• _DATA IN THIS EXERCISE_:

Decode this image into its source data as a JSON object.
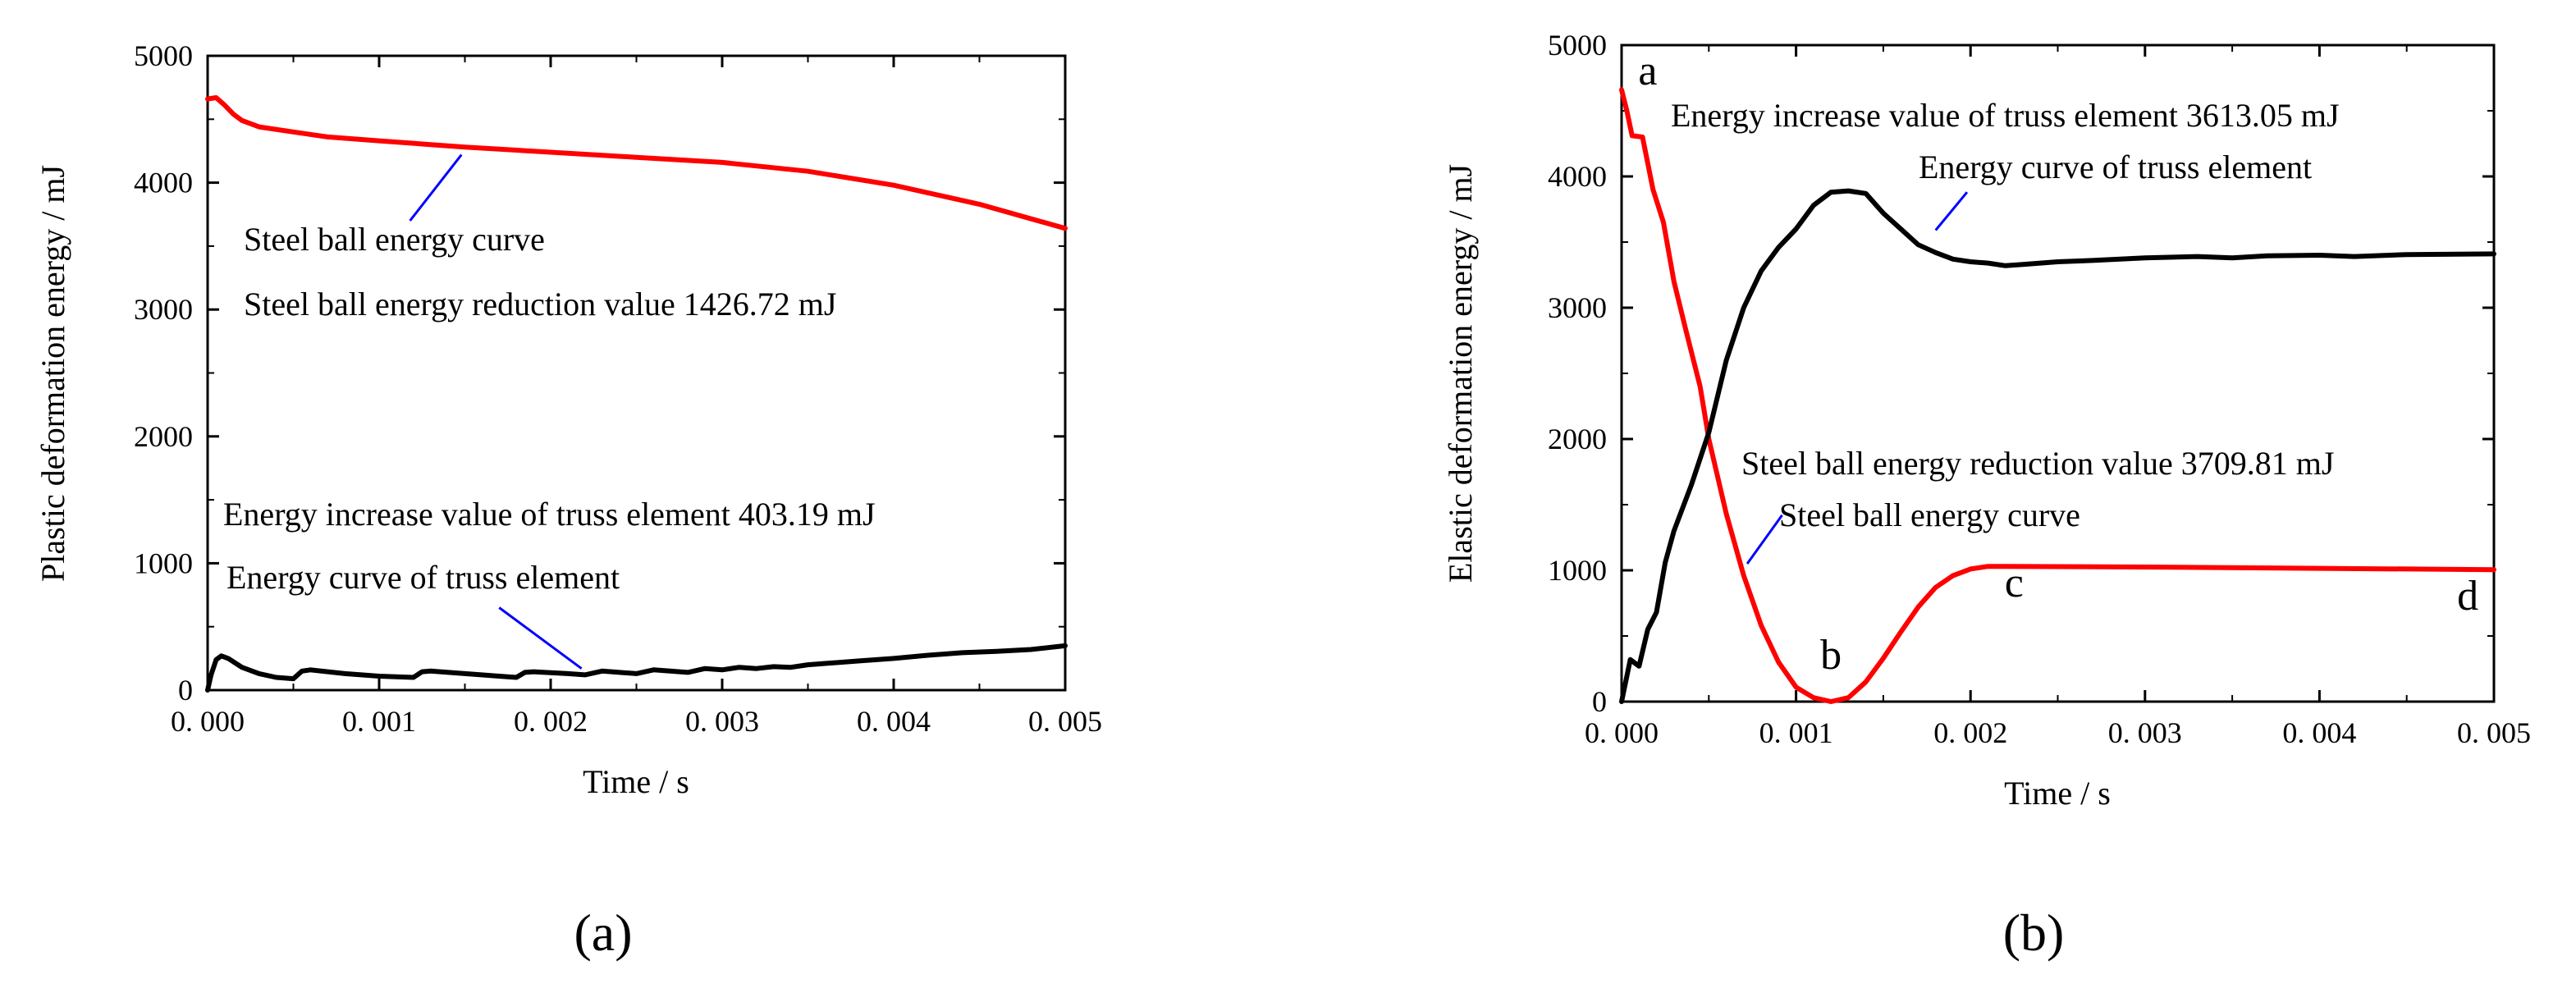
{
  "chart_data": [
    {
      "type": "line",
      "panel_label": "(a)",
      "xlabel": "Time / s",
      "ylabel": "Plastic deformation energy / mJ",
      "xlim": [
        0,
        0.005
      ],
      "ylim": [
        0,
        5000
      ],
      "x_ticks": [
        0,
        0.001,
        0.002,
        0.003,
        0.004,
        0.005
      ],
      "x_tick_labels": [
        "0. 000",
        "0. 001",
        "0. 002",
        "0. 003",
        "0. 004",
        "0. 005"
      ],
      "y_ticks": [
        0,
        1000,
        2000,
        3000,
        4000,
        5000
      ],
      "y_tick_labels": [
        "0",
        "1000",
        "2000",
        "3000",
        "4000",
        "5000"
      ],
      "series": [
        {
          "name": "Steel ball energy curve",
          "color": "#ff0000",
          "points": [
            [
              0,
              4660
            ],
            [
              5e-05,
              4670
            ],
            [
              0.0001,
              4610
            ],
            [
              0.00015,
              4540
            ],
            [
              0.0002,
              4490
            ],
            [
              0.0003,
              4440
            ],
            [
              0.0005,
              4400
            ],
            [
              0.0007,
              4360
            ],
            [
              0.001,
              4330
            ],
            [
              0.0013,
              4300
            ],
            [
              0.0015,
              4280
            ],
            [
              0.002,
              4240
            ],
            [
              0.0025,
              4200
            ],
            [
              0.003,
              4160
            ],
            [
              0.0035,
              4090
            ],
            [
              0.004,
              3980
            ],
            [
              0.0045,
              3830
            ],
            [
              0.005,
              3640
            ]
          ]
        },
        {
          "name": "Energy curve of truss element",
          "color": "#000000",
          "points": [
            [
              0,
              0
            ],
            [
              2e-05,
              120
            ],
            [
              5e-05,
              240
            ],
            [
              8e-05,
              270
            ],
            [
              0.00012,
              250
            ],
            [
              0.0002,
              180
            ],
            [
              0.0003,
              130
            ],
            [
              0.0004,
              100
            ],
            [
              0.0005,
              90
            ],
            [
              0.00055,
              150
            ],
            [
              0.0006,
              160
            ],
            [
              0.0008,
              130
            ],
            [
              0.001,
              110
            ],
            [
              0.0012,
              100
            ],
            [
              0.00125,
              145
            ],
            [
              0.0013,
              150
            ],
            [
              0.0015,
              130
            ],
            [
              0.0017,
              110
            ],
            [
              0.0018,
              100
            ],
            [
              0.00185,
              140
            ],
            [
              0.0019,
              145
            ],
            [
              0.0021,
              130
            ],
            [
              0.0022,
              120
            ],
            [
              0.0023,
              150
            ],
            [
              0.0025,
              130
            ],
            [
              0.0026,
              160
            ],
            [
              0.0028,
              140
            ],
            [
              0.0029,
              170
            ],
            [
              0.003,
              160
            ],
            [
              0.0031,
              180
            ],
            [
              0.0032,
              170
            ],
            [
              0.0033,
              185
            ],
            [
              0.0034,
              180
            ],
            [
              0.0035,
              200
            ],
            [
              0.0036,
              210
            ],
            [
              0.0038,
              230
            ],
            [
              0.004,
              250
            ],
            [
              0.0042,
              275
            ],
            [
              0.0044,
              295
            ],
            [
              0.0046,
              305
            ],
            [
              0.0048,
              320
            ],
            [
              0.005,
              350
            ]
          ]
        }
      ],
      "annotations": [
        {
          "text": "Steel ball energy curve",
          "leader_from": [
            0.00118,
            3700
          ],
          "leader_to": [
            0.00148,
            4220
          ]
        },
        {
          "text": "Steel ball energy reduction value 1426.72 mJ"
        },
        {
          "text": "Energy increase value of truss element 403.19 mJ"
        },
        {
          "text": "Energy curve of truss element",
          "leader_from": [
            0.0017,
            650
          ],
          "leader_to": [
            0.00218,
            170
          ]
        }
      ]
    },
    {
      "type": "line",
      "panel_label": "(b)",
      "xlabel": "Time / s",
      "ylabel": "Elastic deformation energy / mJ",
      "xlim": [
        0,
        0.005
      ],
      "ylim": [
        0,
        5000
      ],
      "x_ticks": [
        0,
        0.001,
        0.002,
        0.003,
        0.004,
        0.005
      ],
      "x_tick_labels": [
        "0. 000",
        "0. 001",
        "0. 002",
        "0. 003",
        "0. 004",
        "0. 005"
      ],
      "y_ticks": [
        0,
        1000,
        2000,
        3000,
        4000,
        5000
      ],
      "y_tick_labels": [
        "0",
        "1000",
        "2000",
        "3000",
        "4000",
        "5000"
      ],
      "series": [
        {
          "name": "Steel ball energy curve",
          "color": "#ff0000",
          "points": [
            [
              0,
              4660
            ],
            [
              3e-05,
              4500
            ],
            [
              6e-05,
              4310
            ],
            [
              0.00012,
              4300
            ],
            [
              0.00018,
              3900
            ],
            [
              0.00024,
              3650
            ],
            [
              0.0003,
              3200
            ],
            [
              0.00037,
              2820
            ],
            [
              0.00045,
              2400
            ],
            [
              0.0005,
              2000
            ],
            [
              0.0006,
              1430
            ],
            [
              0.0007,
              960
            ],
            [
              0.0008,
              580
            ],
            [
              0.0009,
              300
            ],
            [
              0.001,
              110
            ],
            [
              0.0011,
              30
            ],
            [
              0.0012,
              0
            ],
            [
              0.0013,
              30
            ],
            [
              0.0014,
              150
            ],
            [
              0.0015,
              330
            ],
            [
              0.0016,
              530
            ],
            [
              0.0017,
              720
            ],
            [
              0.0018,
              870
            ],
            [
              0.0019,
              960
            ],
            [
              0.002,
              1010
            ],
            [
              0.0021,
              1030
            ],
            [
              0.0022,
              1030
            ],
            [
              0.003,
              1025
            ],
            [
              0.004,
              1015
            ],
            [
              0.005,
              1005
            ]
          ]
        },
        {
          "name": "Energy curve of truss element",
          "color": "#000000",
          "points": [
            [
              0,
              0
            ],
            [
              5e-05,
              320
            ],
            [
              0.0001,
              270
            ],
            [
              0.00015,
              550
            ],
            [
              0.0002,
              680
            ],
            [
              0.00025,
              1060
            ],
            [
              0.0003,
              1300
            ],
            [
              0.0004,
              1650
            ],
            [
              0.0005,
              2050
            ],
            [
              0.0006,
              2600
            ],
            [
              0.0007,
              3000
            ],
            [
              0.0008,
              3280
            ],
            [
              0.0009,
              3460
            ],
            [
              0.001,
              3600
            ],
            [
              0.0011,
              3780
            ],
            [
              0.0012,
              3880
            ],
            [
              0.0013,
              3890
            ],
            [
              0.0014,
              3870
            ],
            [
              0.0015,
              3720
            ],
            [
              0.0016,
              3600
            ],
            [
              0.0017,
              3480
            ],
            [
              0.0018,
              3420
            ],
            [
              0.0019,
              3370
            ],
            [
              0.002,
              3350
            ],
            [
              0.0021,
              3340
            ],
            [
              0.0022,
              3320
            ],
            [
              0.0023,
              3330
            ],
            [
              0.0025,
              3350
            ],
            [
              0.0027,
              3360
            ],
            [
              0.003,
              3380
            ],
            [
              0.0033,
              3390
            ],
            [
              0.0035,
              3380
            ],
            [
              0.0037,
              3395
            ],
            [
              0.004,
              3400
            ],
            [
              0.0042,
              3390
            ],
            [
              0.0045,
              3405
            ],
            [
              0.005,
              3410
            ]
          ]
        }
      ],
      "point_labels": [
        {
          "text": "a",
          "x": 0.00015,
          "y": 4700
        },
        {
          "text": "b",
          "x": 0.0012,
          "y": 250
        },
        {
          "text": "c",
          "x": 0.00225,
          "y": 800
        },
        {
          "text": "d",
          "x": 0.00485,
          "y": 700
        }
      ],
      "annotations": [
        {
          "text": "Energy increase value of truss element 3613.05 mJ"
        },
        {
          "text": "Energy curve of truss element",
          "leader_from": [
            0.0018,
            3590
          ],
          "leader_to": [
            0.00198,
            3880
          ]
        },
        {
          "text": "Steel ball energy reduction value 3709.81 mJ"
        },
        {
          "text": "Steel ball energy curve",
          "leader_from": [
            0.00072,
            1050
          ],
          "leader_to": [
            0.00092,
            1420
          ]
        }
      ]
    }
  ]
}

• _EXERCISE GOAL_:
Where a line of the data holds "reduction", show that line.

• _ANSWER TO THE EXERCISE_:
          "text": "Steel ball energy reduction value 1426.72 mJ"
          "text": "Steel ball energy reduction value 3709.81 mJ"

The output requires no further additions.